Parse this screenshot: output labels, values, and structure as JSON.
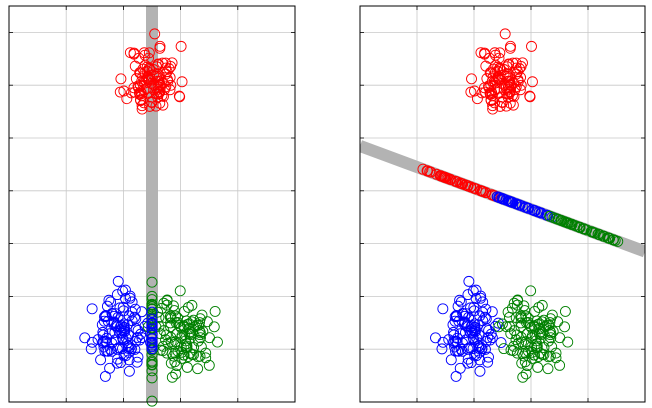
{
  "chart_data": [
    {
      "type": "scatter",
      "panel": "left",
      "grid": true,
      "xlim": [
        0,
        5
      ],
      "ylim": [
        0,
        7.5
      ],
      "projection_line": {
        "from": [
          2.5,
          7.5
        ],
        "to": [
          2.5,
          0
        ],
        "color": "#b3b3b3"
      },
      "series": [
        {
          "color": "#ff0000",
          "marker": "open-circle",
          "center": [
            2.5,
            6.1
          ],
          "spread": [
            0.22,
            0.32
          ],
          "count": 110,
          "seed": 11,
          "projected": false
        },
        {
          "color": "#0000ff",
          "marker": "open-circle",
          "center": [
            1.92,
            1.3
          ],
          "spread": [
            0.22,
            0.32
          ],
          "count": 110,
          "seed": 23,
          "projected": false
        },
        {
          "color": "#008000",
          "marker": "open-circle",
          "center": [
            3.05,
            1.28
          ],
          "spread": [
            0.26,
            0.34
          ],
          "count": 110,
          "seed": 37,
          "projected": false
        },
        {
          "color": "#008000",
          "marker": "open-circle",
          "center": [
            2.5,
            1.3
          ],
          "spread": [
            0,
            0.55
          ],
          "count": 28,
          "seed": 41,
          "projected": true
        },
        {
          "color": "#0000ff",
          "marker": "open-circle",
          "center": [
            2.5,
            1.3
          ],
          "spread": [
            0,
            0.3
          ],
          "count": 18,
          "seed": 43,
          "projected": true
        }
      ]
    },
    {
      "type": "scatter",
      "panel": "right",
      "grid": true,
      "xlim": [
        0,
        5
      ],
      "ylim": [
        0,
        7.5
      ],
      "projection_line": {
        "from": [
          0,
          4.85
        ],
        "to": [
          5,
          2.85
        ],
        "color": "#b3b3b3"
      },
      "series": [
        {
          "color": "#ff0000",
          "marker": "open-circle",
          "center": [
            2.5,
            6.1
          ],
          "spread": [
            0.22,
            0.32
          ],
          "count": 110,
          "seed": 11,
          "projected": false
        },
        {
          "color": "#0000ff",
          "marker": "open-circle",
          "center": [
            1.92,
            1.3
          ],
          "spread": [
            0.22,
            0.32
          ],
          "count": 110,
          "seed": 23,
          "projected": false
        },
        {
          "color": "#008000",
          "marker": "open-circle",
          "center": [
            3.05,
            1.28
          ],
          "spread": [
            0.26,
            0.34
          ],
          "count": 110,
          "seed": 37,
          "projected": false
        },
        {
          "color": "#ff0000",
          "marker": "open-circle",
          "center": [
            1.75,
            4.15
          ],
          "along_range": [
            1.05,
            2.5
          ],
          "count": 50,
          "seed": 51,
          "projected": true
        },
        {
          "color": "#0000ff",
          "marker": "open-circle",
          "center": [
            2.85,
            3.71
          ],
          "along_range": [
            2.4,
            3.45
          ],
          "count": 45,
          "seed": 53,
          "projected": true
        },
        {
          "color": "#008000",
          "marker": "open-circle",
          "center": [
            3.95,
            3.27
          ],
          "along_range": [
            3.3,
            4.55
          ],
          "count": 50,
          "seed": 57,
          "projected": true
        }
      ]
    }
  ]
}
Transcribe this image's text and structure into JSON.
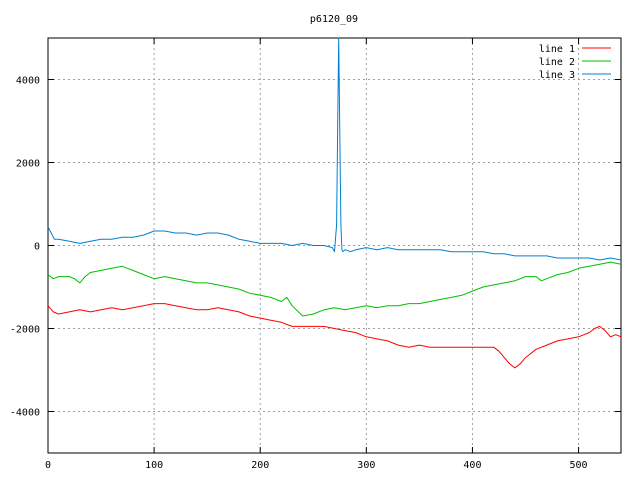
{
  "chart_data": {
    "type": "line",
    "title": "p6120_09",
    "xlabel": "",
    "ylabel": "",
    "xlim": [
      0,
      540
    ],
    "ylim": [
      -5000,
      5000
    ],
    "xticks": [
      0,
      100,
      200,
      300,
      400,
      500
    ],
    "yticks": [
      -4000,
      -2000,
      0,
      2000,
      4000
    ],
    "grid": true,
    "legend_position": "top-right",
    "series": [
      {
        "name": "line 1",
        "color": "#ff0000",
        "x": [
          0,
          5,
          10,
          20,
          30,
          40,
          50,
          60,
          70,
          80,
          90,
          100,
          110,
          120,
          130,
          140,
          150,
          160,
          170,
          180,
          190,
          200,
          210,
          220,
          230,
          240,
          250,
          260,
          270,
          280,
          290,
          300,
          310,
          320,
          330,
          340,
          350,
          360,
          370,
          380,
          390,
          400,
          410,
          420,
          425,
          430,
          435,
          440,
          445,
          450,
          460,
          470,
          480,
          490,
          500,
          510,
          515,
          520,
          525,
          530,
          535,
          540
        ],
        "y": [
          -1450,
          -1600,
          -1650,
          -1600,
          -1550,
          -1600,
          -1550,
          -1500,
          -1550,
          -1500,
          -1450,
          -1400,
          -1400,
          -1450,
          -1500,
          -1550,
          -1550,
          -1500,
          -1550,
          -1600,
          -1700,
          -1750,
          -1800,
          -1850,
          -1950,
          -1950,
          -1950,
          -1950,
          -2000,
          -2050,
          -2100,
          -2200,
          -2250,
          -2300,
          -2400,
          -2450,
          -2400,
          -2450,
          -2450,
          -2450,
          -2450,
          -2450,
          -2450,
          -2450,
          -2550,
          -2700,
          -2850,
          -2950,
          -2850,
          -2700,
          -2500,
          -2400,
          -2300,
          -2250,
          -2200,
          -2100,
          -2000,
          -1950,
          -2050,
          -2200,
          -2150,
          -2200
        ]
      },
      {
        "name": "line 2",
        "color": "#00c000",
        "x": [
          0,
          5,
          10,
          20,
          25,
          30,
          35,
          40,
          50,
          60,
          70,
          80,
          90,
          100,
          110,
          120,
          130,
          140,
          150,
          160,
          170,
          180,
          190,
          200,
          210,
          220,
          225,
          230,
          240,
          250,
          260,
          270,
          280,
          290,
          300,
          310,
          320,
          330,
          340,
          350,
          360,
          370,
          380,
          390,
          400,
          410,
          420,
          430,
          440,
          450,
          460,
          465,
          470,
          480,
          490,
          500,
          510,
          520,
          530,
          540
        ],
        "y": [
          -700,
          -800,
          -750,
          -750,
          -800,
          -900,
          -750,
          -650,
          -600,
          -550,
          -500,
          -600,
          -700,
          -800,
          -750,
          -800,
          -850,
          -900,
          -900,
          -950,
          -1000,
          -1050,
          -1150,
          -1200,
          -1250,
          -1350,
          -1250,
          -1450,
          -1700,
          -1650,
          -1550,
          -1500,
          -1550,
          -1500,
          -1450,
          -1500,
          -1450,
          -1450,
          -1400,
          -1400,
          -1350,
          -1300,
          -1250,
          -1200,
          -1100,
          -1000,
          -950,
          -900,
          -850,
          -750,
          -750,
          -850,
          -800,
          -700,
          -650,
          -550,
          -500,
          -450,
          -400,
          -450
        ]
      },
      {
        "name": "line 3",
        "color": "#0080d0",
        "x": [
          0,
          3,
          6,
          10,
          20,
          30,
          40,
          50,
          60,
          70,
          80,
          90,
          100,
          110,
          120,
          130,
          140,
          150,
          160,
          170,
          180,
          190,
          200,
          210,
          220,
          230,
          240,
          250,
          260,
          268,
          270,
          272,
          273,
          274,
          275,
          276,
          277,
          278,
          280,
          285,
          290,
          300,
          310,
          320,
          330,
          340,
          350,
          360,
          370,
          380,
          390,
          400,
          410,
          420,
          430,
          440,
          450,
          460,
          470,
          480,
          490,
          500,
          510,
          520,
          530,
          540
        ],
        "y": [
          450,
          300,
          150,
          150,
          100,
          50,
          100,
          150,
          150,
          200,
          200,
          250,
          350,
          350,
          300,
          300,
          250,
          300,
          300,
          250,
          150,
          100,
          50,
          50,
          50,
          0,
          50,
          0,
          0,
          -50,
          -150,
          500,
          2900,
          5000,
          2700,
          500,
          -100,
          -150,
          -100,
          -150,
          -100,
          -50,
          -100,
          -50,
          -100,
          -100,
          -100,
          -100,
          -100,
          -150,
          -150,
          -150,
          -150,
          -200,
          -200,
          -250,
          -250,
          -250,
          -250,
          -300,
          -300,
          -300,
          -300,
          -350,
          -300,
          -350
        ]
      }
    ]
  }
}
══════
▶ **Given exercise**
Track down all lines above with the string "this" and copy them.

▶ **The response**
Parse this screenshot: output labels, values, and structure as JSON.
Transcribe this image's text and structure into JSON.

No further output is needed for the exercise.